MATERIALS PROVIDED =
..............................
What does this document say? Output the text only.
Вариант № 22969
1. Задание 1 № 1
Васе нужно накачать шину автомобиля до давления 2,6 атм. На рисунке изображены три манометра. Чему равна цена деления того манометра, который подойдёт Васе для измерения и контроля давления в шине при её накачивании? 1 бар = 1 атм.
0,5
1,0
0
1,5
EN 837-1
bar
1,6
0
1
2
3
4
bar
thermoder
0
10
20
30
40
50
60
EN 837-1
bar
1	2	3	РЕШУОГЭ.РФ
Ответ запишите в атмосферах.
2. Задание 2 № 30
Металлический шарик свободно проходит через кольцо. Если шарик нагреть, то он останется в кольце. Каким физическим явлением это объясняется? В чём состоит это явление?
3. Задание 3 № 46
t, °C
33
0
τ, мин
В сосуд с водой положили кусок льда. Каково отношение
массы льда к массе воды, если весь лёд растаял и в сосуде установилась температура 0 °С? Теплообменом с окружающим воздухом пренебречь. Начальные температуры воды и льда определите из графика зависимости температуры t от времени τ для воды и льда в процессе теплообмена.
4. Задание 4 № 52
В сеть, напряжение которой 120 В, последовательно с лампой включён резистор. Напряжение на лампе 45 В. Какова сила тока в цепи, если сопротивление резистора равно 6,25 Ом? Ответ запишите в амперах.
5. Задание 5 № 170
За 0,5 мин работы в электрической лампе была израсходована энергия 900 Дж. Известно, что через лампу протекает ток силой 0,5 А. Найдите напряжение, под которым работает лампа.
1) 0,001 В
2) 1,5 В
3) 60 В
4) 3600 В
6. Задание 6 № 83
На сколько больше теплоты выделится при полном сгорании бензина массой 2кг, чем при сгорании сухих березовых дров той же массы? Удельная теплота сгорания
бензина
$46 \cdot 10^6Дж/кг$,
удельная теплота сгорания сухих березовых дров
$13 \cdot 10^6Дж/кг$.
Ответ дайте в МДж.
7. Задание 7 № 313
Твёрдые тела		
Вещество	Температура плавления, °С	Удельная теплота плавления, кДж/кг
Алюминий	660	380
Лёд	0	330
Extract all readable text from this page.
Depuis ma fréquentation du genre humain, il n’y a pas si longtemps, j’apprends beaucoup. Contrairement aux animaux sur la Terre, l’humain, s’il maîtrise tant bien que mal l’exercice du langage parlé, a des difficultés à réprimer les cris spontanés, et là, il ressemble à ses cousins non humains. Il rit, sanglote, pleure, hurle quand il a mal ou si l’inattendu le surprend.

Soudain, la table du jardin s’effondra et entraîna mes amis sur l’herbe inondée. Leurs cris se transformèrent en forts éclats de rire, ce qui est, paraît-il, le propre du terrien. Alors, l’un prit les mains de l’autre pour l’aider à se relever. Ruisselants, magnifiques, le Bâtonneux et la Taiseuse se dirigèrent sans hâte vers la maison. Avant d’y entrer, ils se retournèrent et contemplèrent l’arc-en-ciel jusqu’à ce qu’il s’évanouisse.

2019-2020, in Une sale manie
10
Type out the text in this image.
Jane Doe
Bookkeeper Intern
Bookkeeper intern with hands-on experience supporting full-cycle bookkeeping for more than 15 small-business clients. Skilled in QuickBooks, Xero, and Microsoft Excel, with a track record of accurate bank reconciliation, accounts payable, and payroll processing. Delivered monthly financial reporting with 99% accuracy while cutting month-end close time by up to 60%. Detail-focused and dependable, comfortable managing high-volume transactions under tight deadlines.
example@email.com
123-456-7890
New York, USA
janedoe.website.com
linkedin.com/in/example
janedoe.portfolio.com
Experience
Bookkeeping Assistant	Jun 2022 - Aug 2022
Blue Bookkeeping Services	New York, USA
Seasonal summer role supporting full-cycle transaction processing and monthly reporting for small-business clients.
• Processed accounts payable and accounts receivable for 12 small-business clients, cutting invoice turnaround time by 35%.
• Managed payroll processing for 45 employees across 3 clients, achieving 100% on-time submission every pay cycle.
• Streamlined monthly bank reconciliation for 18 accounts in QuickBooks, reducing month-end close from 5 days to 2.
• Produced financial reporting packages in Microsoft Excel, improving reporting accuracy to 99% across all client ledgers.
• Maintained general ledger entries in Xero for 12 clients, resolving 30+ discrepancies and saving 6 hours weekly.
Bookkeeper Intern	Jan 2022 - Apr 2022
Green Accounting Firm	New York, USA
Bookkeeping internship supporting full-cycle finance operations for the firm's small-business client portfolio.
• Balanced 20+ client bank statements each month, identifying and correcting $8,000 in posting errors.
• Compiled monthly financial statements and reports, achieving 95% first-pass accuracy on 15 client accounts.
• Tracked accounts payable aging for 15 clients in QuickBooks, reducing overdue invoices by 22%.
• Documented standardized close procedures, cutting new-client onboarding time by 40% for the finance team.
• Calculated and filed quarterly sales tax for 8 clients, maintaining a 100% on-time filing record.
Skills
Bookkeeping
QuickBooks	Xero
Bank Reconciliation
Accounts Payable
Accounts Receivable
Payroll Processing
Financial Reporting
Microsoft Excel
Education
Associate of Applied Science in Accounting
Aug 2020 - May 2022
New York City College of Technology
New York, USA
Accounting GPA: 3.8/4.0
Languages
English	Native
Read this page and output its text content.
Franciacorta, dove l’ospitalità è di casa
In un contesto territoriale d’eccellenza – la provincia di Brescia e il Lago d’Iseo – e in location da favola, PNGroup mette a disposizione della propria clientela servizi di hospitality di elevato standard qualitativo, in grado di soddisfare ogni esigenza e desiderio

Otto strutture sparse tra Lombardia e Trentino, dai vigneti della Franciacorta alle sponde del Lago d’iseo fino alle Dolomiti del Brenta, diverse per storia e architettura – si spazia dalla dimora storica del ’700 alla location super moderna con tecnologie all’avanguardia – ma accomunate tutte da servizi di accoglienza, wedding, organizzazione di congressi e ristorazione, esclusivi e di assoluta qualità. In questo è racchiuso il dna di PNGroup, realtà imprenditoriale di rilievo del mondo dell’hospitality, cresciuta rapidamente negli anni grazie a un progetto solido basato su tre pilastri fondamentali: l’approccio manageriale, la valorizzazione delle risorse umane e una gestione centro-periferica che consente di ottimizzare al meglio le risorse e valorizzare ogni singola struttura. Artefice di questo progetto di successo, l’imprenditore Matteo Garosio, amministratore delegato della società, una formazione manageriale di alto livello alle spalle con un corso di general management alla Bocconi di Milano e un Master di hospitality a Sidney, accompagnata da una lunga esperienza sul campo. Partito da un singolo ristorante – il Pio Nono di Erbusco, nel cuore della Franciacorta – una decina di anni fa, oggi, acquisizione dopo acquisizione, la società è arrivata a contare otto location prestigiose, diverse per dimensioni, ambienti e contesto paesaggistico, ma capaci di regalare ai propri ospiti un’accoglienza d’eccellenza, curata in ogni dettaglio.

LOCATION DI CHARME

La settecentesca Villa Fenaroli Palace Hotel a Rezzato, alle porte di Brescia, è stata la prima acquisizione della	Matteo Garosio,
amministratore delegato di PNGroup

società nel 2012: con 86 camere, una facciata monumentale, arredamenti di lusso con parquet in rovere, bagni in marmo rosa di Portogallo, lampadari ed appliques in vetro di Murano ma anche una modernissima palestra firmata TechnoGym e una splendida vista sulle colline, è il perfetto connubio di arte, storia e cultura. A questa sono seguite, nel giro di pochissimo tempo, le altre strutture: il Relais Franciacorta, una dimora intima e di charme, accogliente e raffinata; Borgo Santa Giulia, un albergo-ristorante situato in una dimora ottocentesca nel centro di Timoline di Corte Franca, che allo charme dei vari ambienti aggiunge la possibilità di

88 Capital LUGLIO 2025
..............................
Copy the data above in full, character for character.

RIGHT ANSWER =
What does this document say? Output the text only.
Вариант № 22969
1. Задание 1 № 1
Васе нужно накачать шину автомобиля до давления 2,6 атм. На рисунке изображены три манометра. Чему равна цена деления того манометра, который подойдёт Васе для измерения и контроля давления в шине при её накачивании? 1 бар = 1 атм.
0,5
1,0
0
1,5
EN 837-1
bar
1,6
0
1
2
3
4
bar
thermoder
0
10
20
30
40
50
60
EN 837-1
bar
1	2	3	РЕШУОГЭ.РФ
Ответ запишите в атмосферах.
2. Задание 2 № 30
Металлический шарик свободно проходит через кольцо. Если шарик нагреть, то он останется в кольце. Каким физическим явлением это объясняется? В чём состоит это явление?
3. Задание 3 № 46
t, °C
33
0
τ, мин
В сосуд с водой положили кусок льда. Каково отношение
массы льда к массе воды, если весь лёд растаял и в сосуде установилась температура 0 °С? Теплообменом с окружающим воздухом пренебречь. Начальные температуры воды и льда определите из графика зависимости температуры t от времени τ для воды и льда в процессе теплообмена.
4. Задание 4 № 52
В сеть, напряжение которой 120 В, последовательно с лампой включён резистор. Напряжение на лампе 45 В. Какова сила тока в цепи, если сопротивление резистора равно 6,25 Ом? Ответ запишите в амперах.
5. Задание 5 № 170
За 0,5 мин работы в электрической лампе была израсходована энергия 900 Дж. Известно, что через лампу протекает ток силой 0,5 А. Найдите напряжение, под которым работает лампа.
1) 0,001 В
2) 1,5 В
3) 60 В
4) 3600 В
6. Задание 6 № 83
На сколько больше теплоты выделится при полном сгорании бензина массой 2кг, чем при сгорании сухих березовых дров той же массы? Удельная теплота сгорания
бензина
$46 \cdot 10^6Дж/кг$,
удельная теплота сгорания сухих березовых дров
$13 \cdot 10^6Дж/кг$.
Ответ дайте в МДж.
7. Задание 7 № 313
Твёрдые тела		
Вещество	Температура плавления, °С	Удельная теплота плавления, кДж/кг
Алюминий	660	380
Лёд	0	330
Extract all readable text from this page.
Depuis ma fréquentation du genre humain, il n’y a pas si longtemps, j’apprends beaucoup. Contrairement aux animaux sur la Terre, l’humain, s’il maîtrise tant bien que mal l’exercice du langage parlé, a des difficultés à réprimer les cris spontanés, et là, il ressemble à ses cousins non humains. Il rit, sanglote, pleure, hurle quand il a mal ou si l’inattendu le surprend.

Soudain, la table du jardin s’effondra et entraîna mes amis sur l’herbe inondée. Leurs cris se transformèrent en forts éclats de rire, ce qui est, paraît-il, le propre du terrien. Alors, l’un prit les mains de l’autre pour l’aider à se relever. Ruisselants, magnifiques, le Bâtonneux et la Taiseuse se dirigèrent sans hâte vers la maison. Avant d’y entrer, ils se retournèrent et contemplèrent l’arc-en-ciel jusqu’à ce qu’il s’évanouisse.

2019-2020, in Une sale manie
10
Type out the text in this image.
Jane Doe
Bookkeeper Intern
Bookkeeper intern with hands-on experience supporting full-cycle bookkeeping for more than 15 small-business clients. Skilled in QuickBooks, Xero, and Microsoft Excel, with a track record of accurate bank reconciliation, accounts payable, and payroll processing. Delivered monthly financial reporting with 99% accuracy while cutting month-end close time by up to 60%. Detail-focused and dependable, comfortable managing high-volume transactions under tight deadlines.
example@email.com
123-456-7890
New York, USA
janedoe.website.com
linkedin.com/in/example
janedoe.portfolio.com
Experience
Bookkeeping Assistant	Jun 2022 - Aug 2022
Blue Bookkeeping Services	New York, USA
Seasonal summer role supporting full-cycle transaction processing and monthly reporting for small-business clients.
• Processed accounts payable and accounts receivable for 12 small-business clients, cutting invoice turnaround time by 35%.
• Managed payroll processing for 45 employees across 3 clients, achieving 100% on-time submission every pay cycle.
• Streamlined monthly bank reconciliation for 18 accounts in QuickBooks, reducing month-end close from 5 days to 2.
• Produced financial reporting packages in Microsoft Excel, improving reporting accuracy to 99% across all client ledgers.
• Maintained general ledger entries in Xero for 12 clients, resolving 30+ discrepancies and saving 6 hours weekly.
Bookkeeper Intern	Jan 2022 - Apr 2022
Green Accounting Firm	New York, USA
Bookkeeping internship supporting full-cycle finance operations for the firm's small-business client portfolio.
• Balanced 20+ client bank statements each month, identifying and correcting $8,000 in posting errors.
• Compiled monthly financial statements and reports, achieving 95% first-pass accuracy on 15 client accounts.
• Tracked accounts payable aging for 15 clients in QuickBooks, reducing overdue invoices by 22%.
• Documented standardized close procedures, cutting new-client onboarding time by 40% for the finance team.
• Calculated and filed quarterly sales tax for 8 clients, maintaining a 100% on-time filing record.
Skills
Bookkeeping
QuickBooks	Xero
Bank Reconciliation
Accounts Payable
Accounts Receivable
Payroll Processing
Financial Reporting
Microsoft Excel
Education
Associate of Applied Science in Accounting
Aug 2020 - May 2022
New York City College of Technology
New York, USA
Accounting GPA: 3.8/4.0
Languages
English	Native
Read this page and output its text content.
Franciacorta, dove l’ospitalità è di casa
In un contesto territoriale d’eccellenza – la provincia di Brescia e il Lago d’Iseo – e in location da favola, PNGroup mette a disposizione della propria clientela servizi di hospitality di elevato standard qualitativo, in grado di soddisfare ogni esigenza e desiderio

Otto strutture sparse tra Lombardia e Trentino, dai vigneti della Franciacorta alle sponde del Lago d’iseo fino alle Dolomiti del Brenta, diverse per storia e architettura – si spazia dalla dimora storica del ’700 alla location super moderna con tecnologie all’avanguardia – ma accomunate tutte da servizi di accoglienza, wedding, organizzazione di congressi e ristorazione, esclusivi e di assoluta qualità. In questo è racchiuso il dna di PNGroup, realtà imprenditoriale di rilievo del mondo dell’hospitality, cresciuta rapidamente negli anni grazie a un progetto solido basato su tre pilastri fondamentali: l’approccio manageriale, la valorizzazione delle risorse umane e una gestione centro-periferica che consente di ottimizzare al meglio le risorse e valorizzare ogni singola struttura. Artefice di questo progetto di successo, l’imprenditore Matteo Garosio, amministratore delegato della società, una formazione manageriale di alto livello alle spalle con un corso di general management alla Bocconi di Milano e un Master di hospitality a Sidney, accompagnata da una lunga esperienza sul campo. Partito da un singolo ristorante – il Pio Nono di Erbusco, nel cuore della Franciacorta – una decina di anni fa, oggi, acquisizione dopo acquisizione, la società è arrivata a contare otto location prestigiose, diverse per dimensioni, ambienti e contesto paesaggistico, ma capaci di regalare ai propri ospiti un’accoglienza d’eccellenza, curata in ogni dettaglio.

LOCATION DI CHARME

La settecentesca Villa Fenaroli Palace Hotel a Rezzato, alle porte di Brescia, è stata la prima acquisizione della	Matteo Garosio,
amministratore delegato di PNGroup

società nel 2012: con 86 camere, una facciata monumentale, arredamenti di lusso con parquet in rovere, bagni in marmo rosa di Portogallo, lampadari ed appliques in vetro di Murano ma anche una modernissima palestra firmata TechnoGym e una splendida vista sulle colline, è il perfetto connubio di arte, storia e cultura. A questa sono seguite, nel giro di pochissimo tempo, le altre strutture: il Relais Franciacorta, una dimora intima e di charme, accogliente e raffinata; Borgo Santa Giulia, un albergo-ristorante situato in una dimora ottocentesca nel centro di Timoline di Corte Franca, che allo charme dei vari ambienti aggiunge la possibilità di

88 Capital LUGLIO 2025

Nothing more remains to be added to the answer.